> _PROBLEM DESCRIPTION_
Among the records below, find each line that includes the string "WITH" and copy it.

[Entries from a dataset]
○ ○ ○ ○ ○
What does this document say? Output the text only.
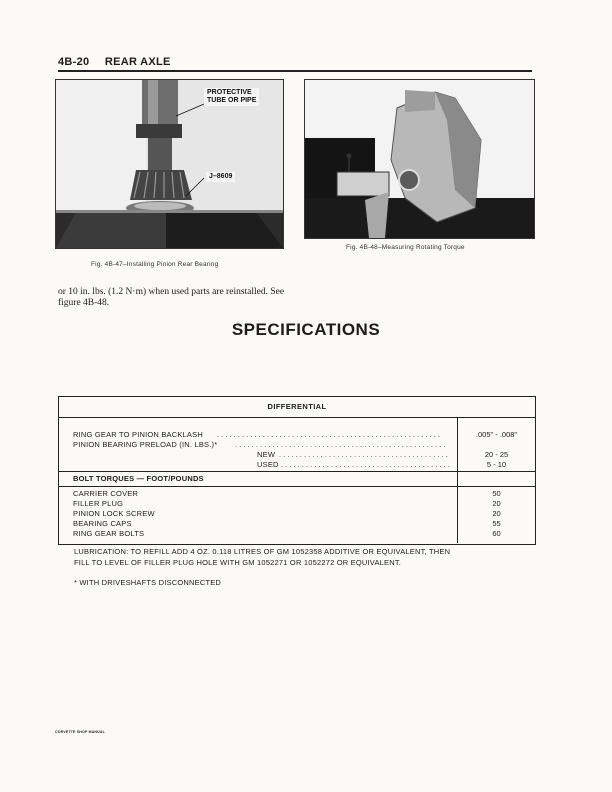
4B-20 REAR AXLE
PROTECTIVE
TUBE OR PIPE
J–8609
Fig. 4B-47–Installing Pinion Rear Bearing
Fig. 4B-48–Measuring Rotating Torque
or 10 in. lbs. (1.2 N·m) when used parts are reinstalled. See
figure 4B-48.
SPECIFICATIONS
DIFFERENTIAL
RING GEAR TO PINION BACKLASH . . . . . . . . . . . . . . . . . . . . . . . . . . . . . . . . . . . . . . . . . . . . . . . . . . . . . .	.005" - .008"
PINION BEARING PRELOAD (IN. LBS.)* . . . . . . . . . . . . . . . . . . . . . . . . . . . . . . . . . . . . . . . . . . . . . . . . . . .
NEW . . . . . . . . . . . . . . . . . . . . . . . . . . . . . . . . . . . . . . . . .	20 - 25
USED . . . . . . . . . . . . . . . . . . . . . . . . . . . . . . . . . . . . . . . . .	5 - 10
BOLT TORQUES — FOOT/POUNDS
CARRIER COVER	50
FILLER PLUG	20
PINION LOCK SCREW	20
BEARING CAPS	55
RING GEAR BOLTS	60
LUBRICATION: TO REFILL ADD 4 OZ. 0.118 LITRES OF GM 1052358 ADDITIVE OR EQUIVALENT, THEN
FILL TO LEVEL OF FILLER PLUG HOLE WITH GM 1052271 OR 1052272 OR EQUIVALENT.
* WITH DRIVESHAFTS DISCONNECTED
CORVETTE SHOP MANUAL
○ ○ ○ ○ ○
> _RESULT OF THIS EXERCISE_
FILL TO LEVEL OF FILLER PLUG HOLE WITH GM 1052271 OR 1052272 OR EQUIVALENT.
* WITH DRIVESHAFTS DISCONNECTED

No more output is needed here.